▶ _REQUIRED WORK_: Pictures stay out; everything else in the records below is copied exactly.

▶ _EXERCISE DATA_:
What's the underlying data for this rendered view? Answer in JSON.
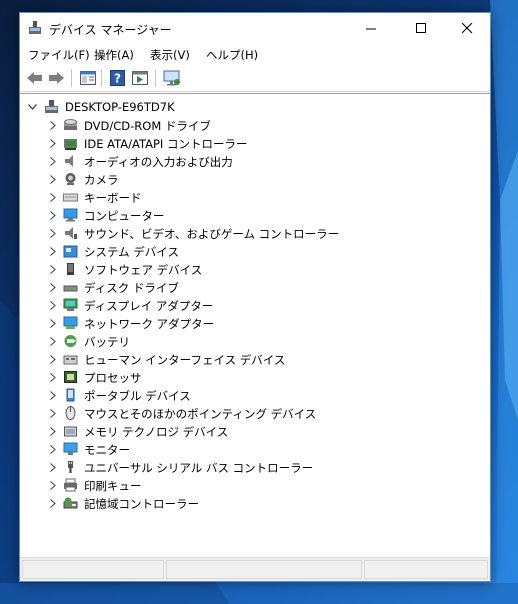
{
  "window": {
    "title": "デバイス マネージャー"
  },
  "menu": [
    "ファイル(F)",
    "操作(A)",
    "表示(V)",
    "ヘルプ(H)"
  ],
  "toolbar": {
    "buttons": [
      "back-icon",
      "forward-icon",
      "properties-view-icon",
      "help-icon",
      "show-hidden-icon",
      "monitor-icon"
    ]
  },
  "tree": {
    "root": "DESKTOP-E96TD7K",
    "items": [
      {
        "label": "DVD/CD-ROM ドライブ",
        "icon": "dvd-drive-icon"
      },
      {
        "label": "IDE ATA/ATAPI コントローラー",
        "icon": "ide-controller-icon"
      },
      {
        "label": "オーディオの入力および出力",
        "icon": "speaker-icon"
      },
      {
        "label": "カメラ",
        "icon": "camera-icon"
      },
      {
        "label": "キーボード",
        "icon": "keyboard-icon"
      },
      {
        "label": "コンピューター",
        "icon": "computer-icon"
      },
      {
        "label": "サウンド、ビデオ、およびゲーム コントローラー",
        "icon": "sound-icon"
      },
      {
        "label": "システム デバイス",
        "icon": "system-device-icon"
      },
      {
        "label": "ソフトウェア デバイス",
        "icon": "software-device-icon"
      },
      {
        "label": "ディスク ドライブ",
        "icon": "disk-drive-icon"
      },
      {
        "label": "ディスプレイ アダプター",
        "icon": "display-adapter-icon"
      },
      {
        "label": "ネットワーク アダプター",
        "icon": "network-adapter-icon"
      },
      {
        "label": "バッテリ",
        "icon": "battery-icon"
      },
      {
        "label": "ヒューマン インターフェイス デバイス",
        "icon": "hid-icon"
      },
      {
        "label": "プロセッサ",
        "icon": "processor-icon"
      },
      {
        "label": "ポータブル デバイス",
        "icon": "portable-device-icon"
      },
      {
        "label": "マウスとそのほかのポインティング デバイス",
        "icon": "mouse-icon"
      },
      {
        "label": "メモリ テクノロジ デバイス",
        "icon": "memory-device-icon"
      },
      {
        "label": "モニター",
        "icon": "monitor-device-icon"
      },
      {
        "label": "ユニバーサル シリアル バス コントローラー",
        "icon": "usb-icon"
      },
      {
        "label": "印刷キュー",
        "icon": "printer-icon"
      },
      {
        "label": "記憶域コントローラー",
        "icon": "storage-controller-icon"
      }
    ]
  },
  "colors": {
    "accent": "#0078d7",
    "window_border": "#6b8fb6"
  }
}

▶ _SOLUTION TO THIS EXERCISE_:
What's the underlying data for this rendered view? Answer in JSON.
{
  "window": {
    "title": "デバイス マネージャー"
  },
  "menu": [
    "ファイル(F)",
    "操作(A)",
    "表示(V)",
    "ヘルプ(H)"
  ],
  "toolbar": {
    "buttons": [
      "back-icon",
      "forward-icon",
      "properties-view-icon",
      "help-icon",
      "show-hidden-icon",
      "monitor-icon"
    ]
  },
  "tree": {
    "root": "DESKTOP-E96TD7K",
    "items": [
      {
        "label": "DVD/CD-ROM ドライブ",
        "icon": "dvd-drive-icon"
      },
      {
        "label": "IDE ATA/ATAPI コントローラー",
        "icon": "ide-controller-icon"
      },
      {
        "label": "オーディオの入力および出力",
        "icon": "speaker-icon"
      },
      {
        "label": "カメラ",
        "icon": "camera-icon"
      },
      {
        "label": "キーボード",
        "icon": "keyboard-icon"
      },
      {
        "label": "コンピューター",
        "icon": "computer-icon"
      },
      {
        "label": "サウンド、ビデオ、およびゲーム コントローラー",
        "icon": "sound-icon"
      },
      {
        "label": "システム デバイス",
        "icon": "system-device-icon"
      },
      {
        "label": "ソフトウェア デバイス",
        "icon": "software-device-icon"
      },
      {
        "label": "ディスク ドライブ",
        "icon": "disk-drive-icon"
      },
      {
        "label": "ディスプレイ アダプター",
        "icon": "display-adapter-icon"
      },
      {
        "label": "ネットワーク アダプター",
        "icon": "network-adapter-icon"
      },
      {
        "label": "バッテリ",
        "icon": "battery-icon"
      },
      {
        "label": "ヒューマン インターフェイス デバイス",
        "icon": "hid-icon"
      },
      {
        "label": "プロセッサ",
        "icon": "processor-icon"
      },
      {
        "label": "ポータブル デバイス",
        "icon": "portable-device-icon"
      },
      {
        "label": "マウスとそのほかのポインティング デバイス",
        "icon": "mouse-icon"
      },
      {
        "label": "メモリ テクノロジ デバイス",
        "icon": "memory-device-icon"
      },
      {
        "label": "モニター",
        "icon": "monitor-device-icon"
      },
      {
        "label": "ユニバーサル シリアル バス コントローラー",
        "icon": "usb-icon"
      },
      {
        "label": "印刷キュー",
        "icon": "printer-icon"
      },
      {
        "label": "記憶域コントローラー",
        "icon": "storage-controller-icon"
      }
    ]
  },
  "colors": {
    "accent": "#0078d7",
    "window_border": "#6b8fb6"
  }
}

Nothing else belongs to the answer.